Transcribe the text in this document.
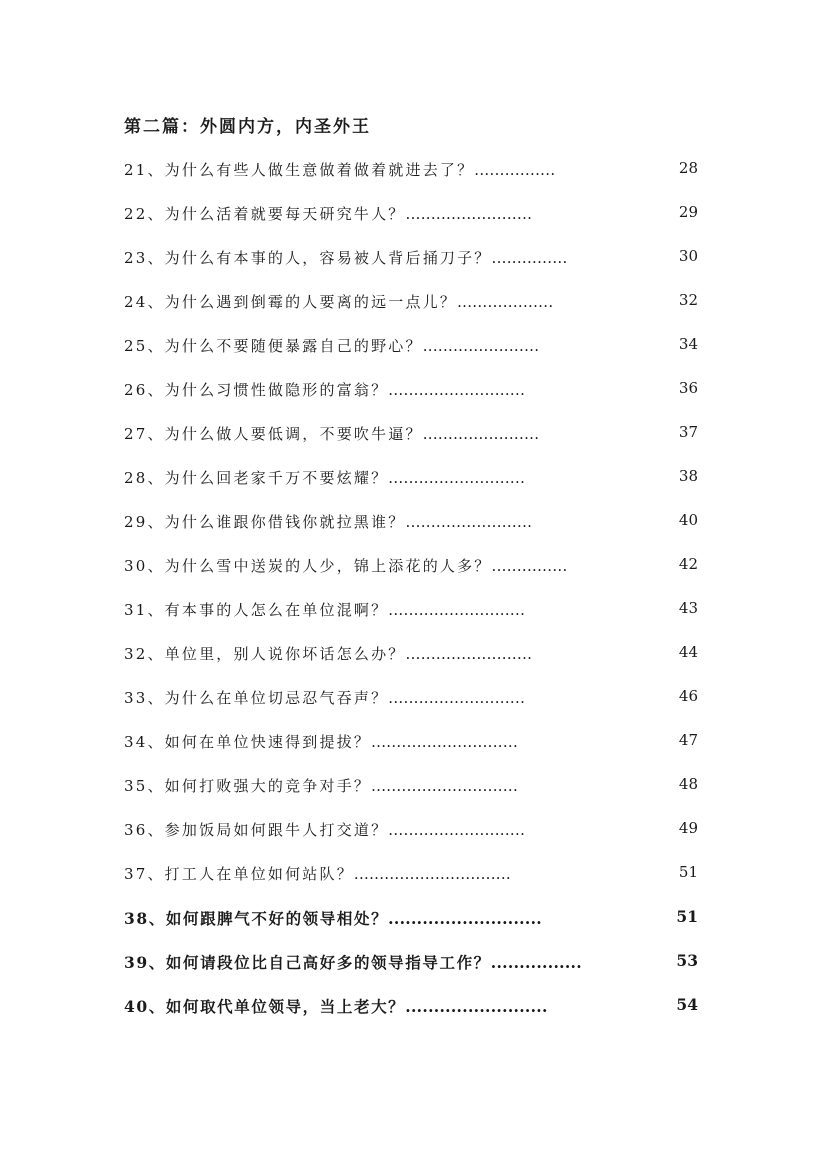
第二篇：外圆内方，内圣外王
21、为什么有些人做生意做着做着就进去了？................	28
22、为什么活着就要每天研究牛人？.........................	29
23、为什么有本事的人，容易被人背后捅刀子？...............	30
24、为什么遇到倒霉的人要离的远一点儿？...................	32
25、为什么不要随便暴露自己的野心？.......................	34
26、为什么习惯性做隐形的富翁？...........................	36
27、为什么做人要低调，不要吹牛逼？.......................	37
28、为什么回老家千万不要炫耀？...........................	38
29、为什么谁跟你借钱你就拉黑谁？.........................	40
30、为什么雪中送炭的人少，锦上添花的人多？...............	42
31、有本事的人怎么在单位混啊？...........................	43
32、单位里，别人说你坏话怎么办？.........................	44
33、为什么在单位切忌忍气吞声？...........................	46
34、如何在单位快速得到提拔？.............................	47
35、如何打败强大的竞争对手？.............................	48
36、参加饭局如何跟牛人打交道？...........................	49
37、打工人在单位如何站队？...............................	51
38、如何跟脾气不好的领导相处？...........................	51
39、如何请段位比自己高好多的领导指导工作？................	53
40、如何取代单位领导，当上老大？.........................	54
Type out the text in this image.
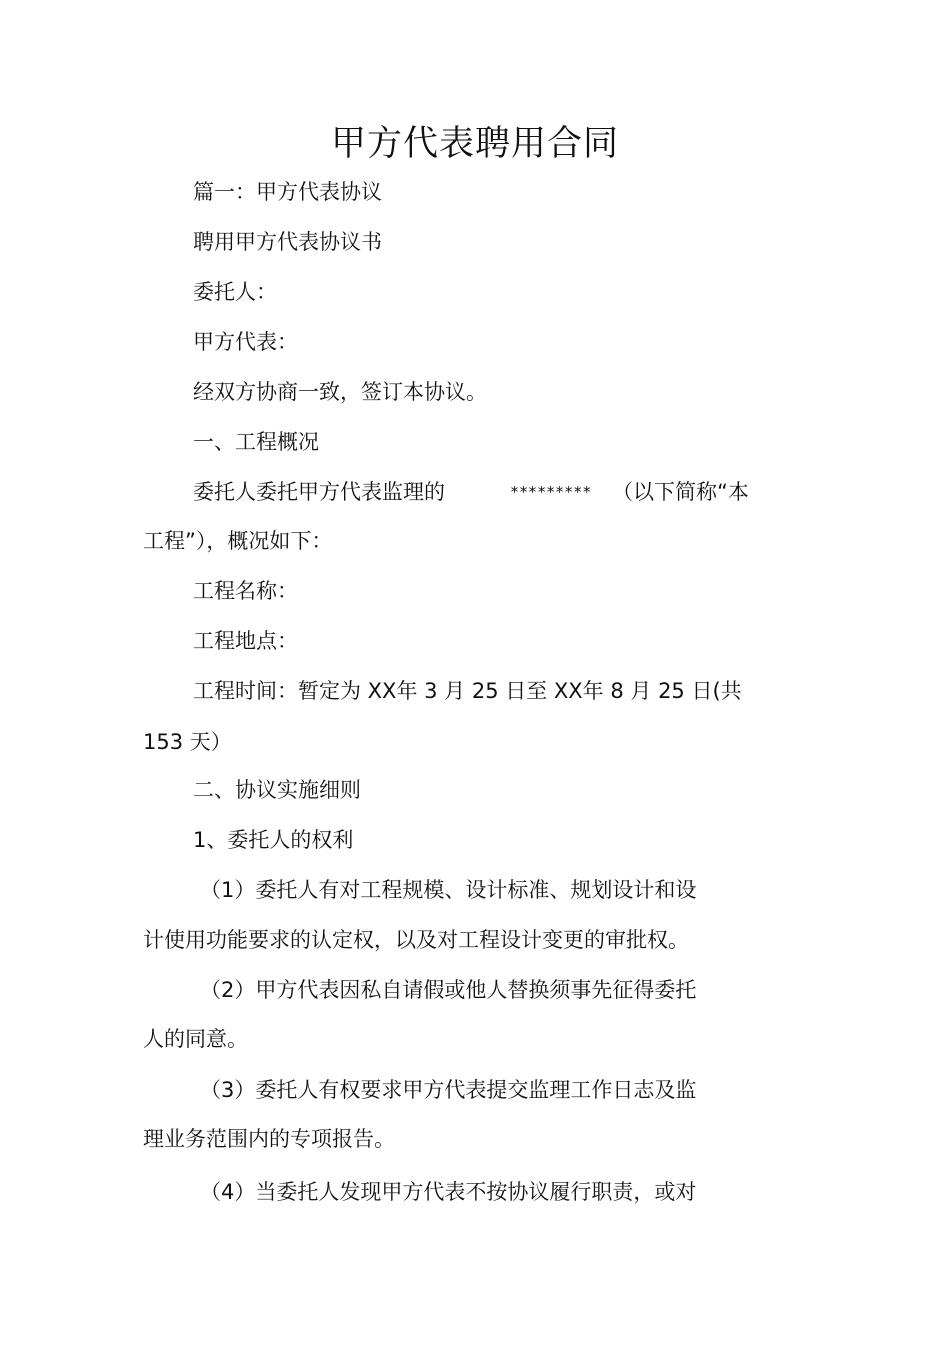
甲方代表聘用合同
篇一：甲方代表协议
聘用甲方代表协议书
委托人：
甲方代表：
经双方协商一致，签订本协议。
一、工程概况
委托人委托甲方代表监理的	********* （以下简称“本
工程”），概况如下：
工程名称：
工程地点：
工程时间：暂定为 XX年 3 月 25 日至 XX年 8 月 25 日(共
153 天）
二、协议实施细则
1、委托人的权利
（1）委托人有对工程规模、设计标准、规划设计和设
计使用功能要求的认定权，以及对工程设计变更的审批权。
（2）甲方代表因私自请假或他人替换须事先征得委托
人的同意。
（3）委托人有权要求甲方代表提交监理工作日志及监
理业务范围内的专项报告。
（4）当委托人发现甲方代表不按协议履行职责，或对
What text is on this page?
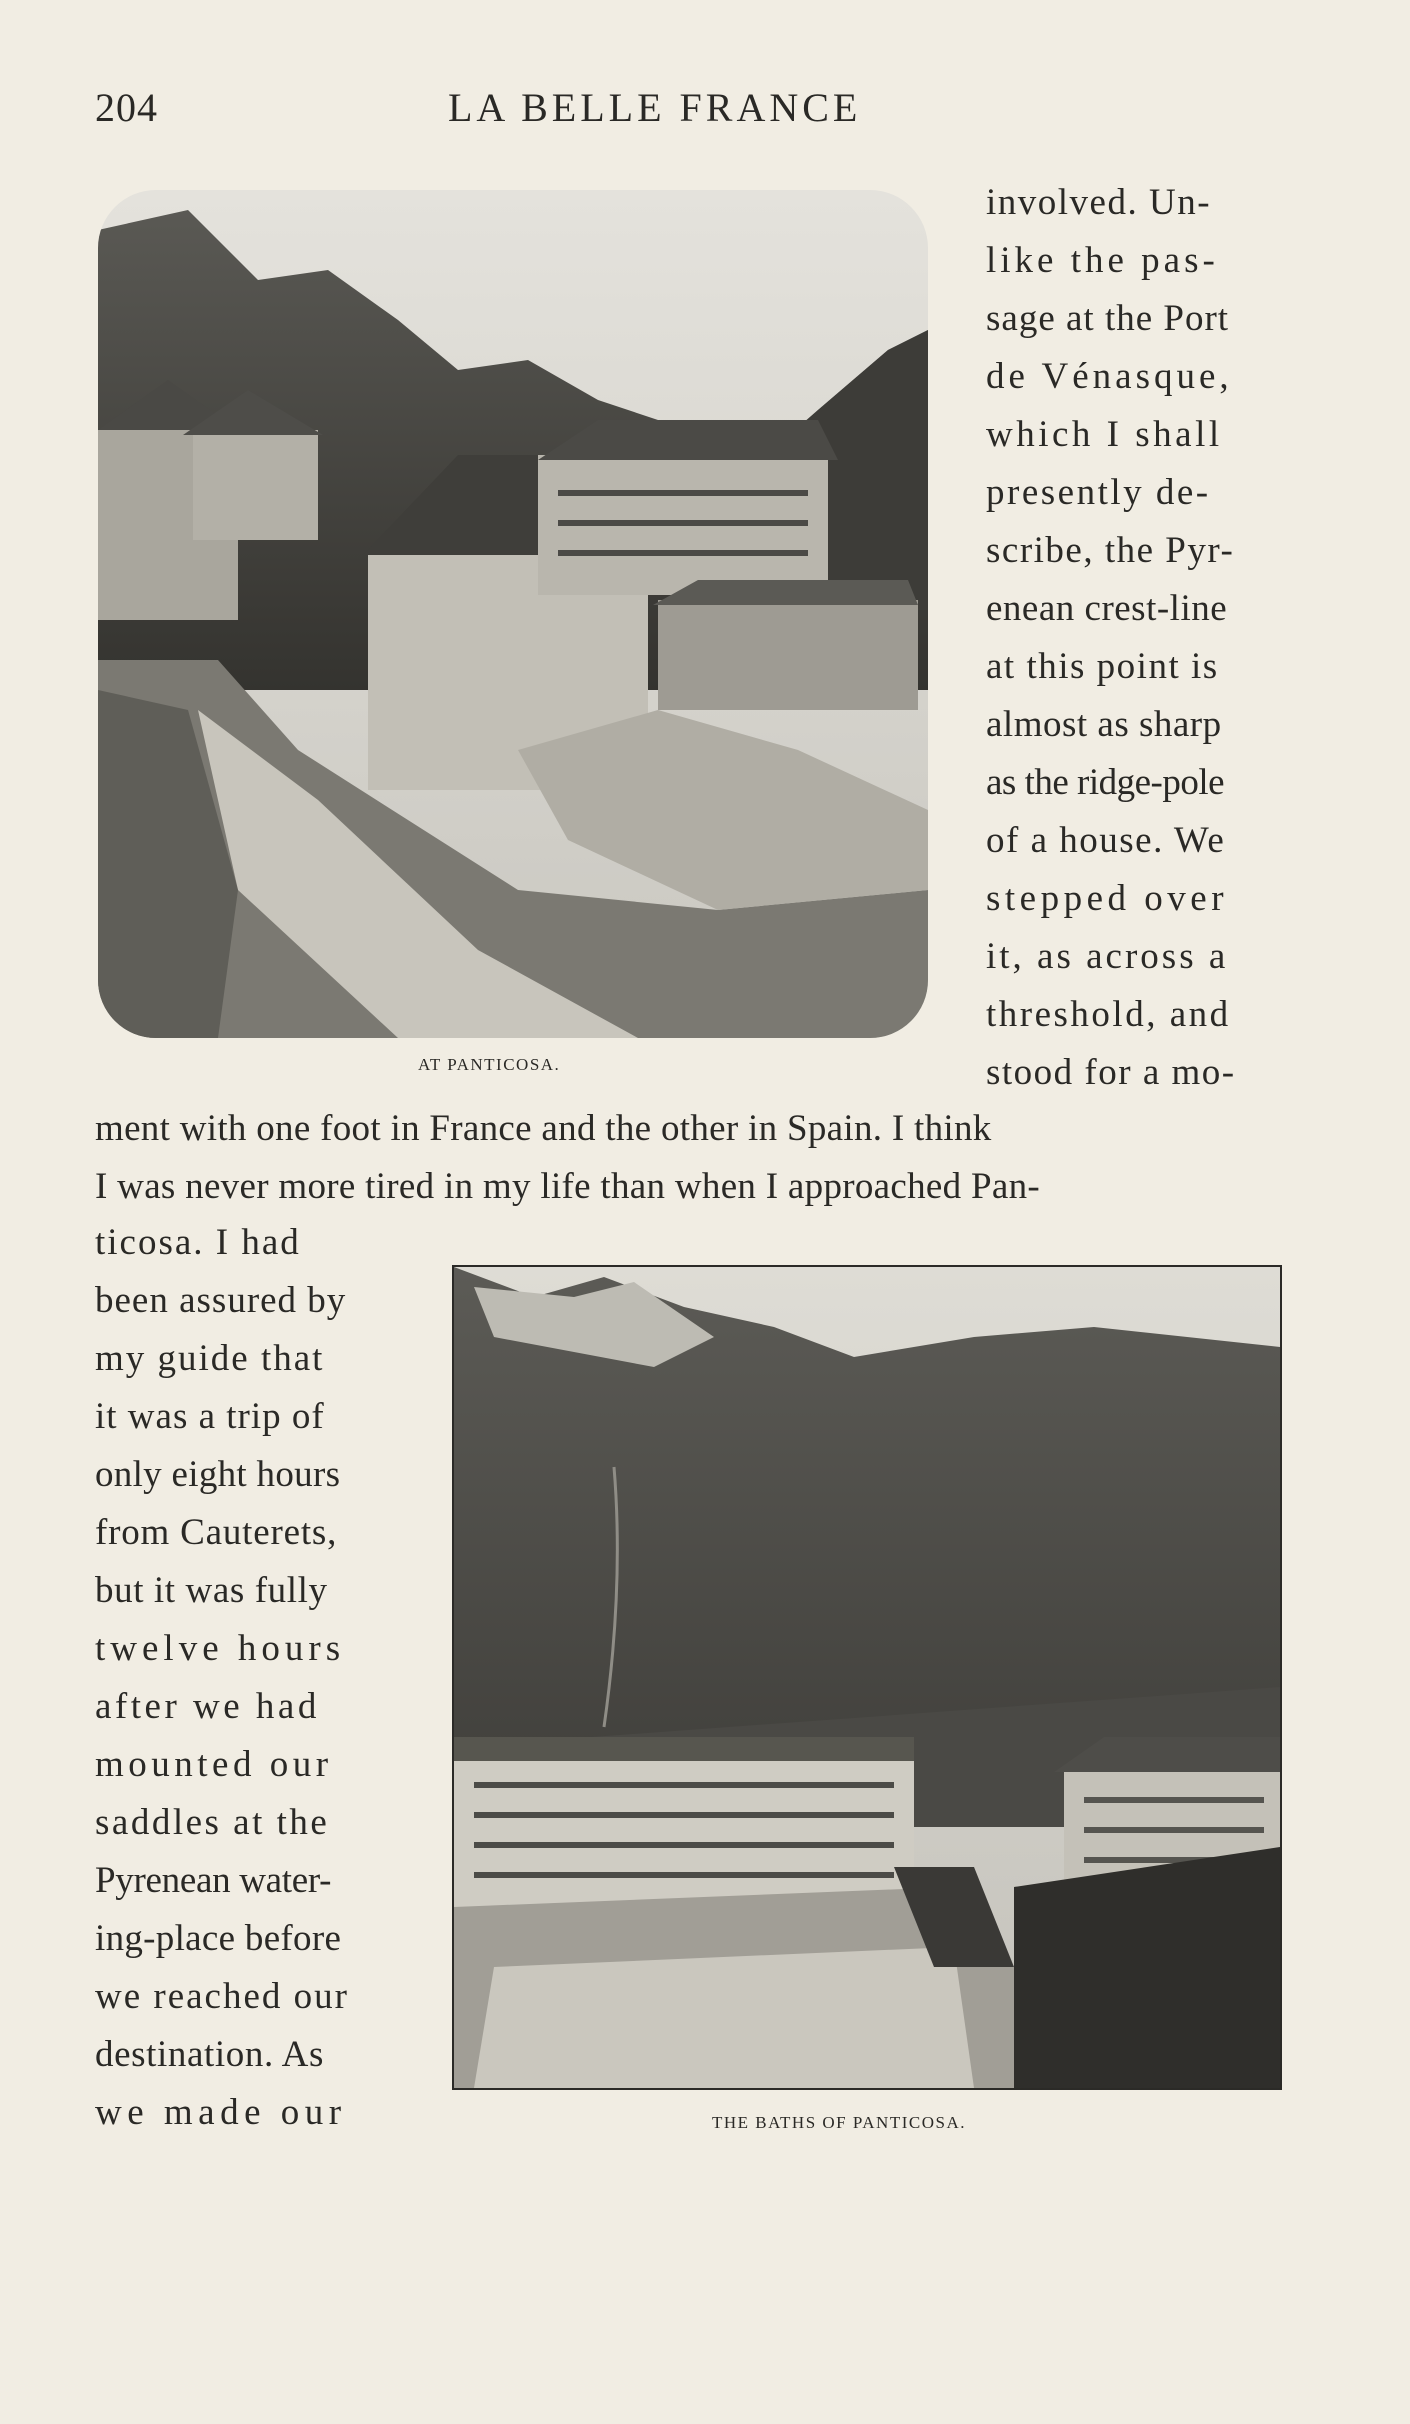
204	LA BELLE FRANCE
AT PANTICOSA.
THE BATHS OF PANTICOSA.
involved. Un-
like the pas-
sage at the Port
de Vénasque,
which I shall
presently de-
scribe, the Pyr-
enean crest-line
at this point is
almost as sharp
as the ridge-pole
of a house. We
stepped over
it, as across a
threshold, and
stood for a mo-
ment with one foot in France and the other in Spain. I think
I was never more tired in my life than when I approached Pan-
ticosa. I had
been assured by
my guide that
it was a trip of
only eight hours
from Cauterets,
but it was fully
twelve hours
after we had
mounted our
saddles at the
Pyrenean water-
ing-place before
we reached our
destination. As
we made our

*****

**WORK TO DO:**
Write out exactly the lines from the one that contains "Type out the text in this image." through the last line of the data above, both included. Leave every picture out.

**FINISHED ANSWER:**
Type out the text in this image.
甲方代表聘用合同
篇一：甲方代表协议
聘用甲方代表协议书
委托人：
甲方代表：
经双方协商一致，签订本协议。
一、工程概况
委托人委托甲方代表监理的	********* （以下简称“本
工程”），概况如下：
工程名称：
工程地点：
工程时间：暂定为 XX年 3 月 25 日至 XX年 8 月 25 日(共
153 天）
二、协议实施细则
1、委托人的权利
（1）委托人有对工程规模、设计标准、规划设计和设
计使用功能要求的认定权，以及对工程设计变更的审批权。
（2）甲方代表因私自请假或他人替换须事先征得委托
人的同意。
（3）委托人有权要求甲方代表提交监理工作日志及监
理业务范围内的专项报告。
（4）当委托人发现甲方代表不按协议履行职责，或对
What text is on this page?
204	LA BELLE FRANCE
AT PANTICOSA.
THE BATHS OF PANTICOSA.
involved. Un-
like the pas-
sage at the Port
de Vénasque,
which I shall
presently de-
scribe, the Pyr-
enean crest-line
at this point is
almost as sharp
as the ridge-pole
of a house. We
stepped over
it, as across a
threshold, and
stood for a mo-
ment with one foot in France and the other in Spain. I think
I was never more tired in my life than when I approached Pan-
ticosa. I had
been assured by
my guide that
it was a trip of
only eight hours
from Cauterets,
but it was fully
twelve hours
after we had
mounted our
saddles at the
Pyrenean water-
ing-place before
we reached our
destination. As
we made our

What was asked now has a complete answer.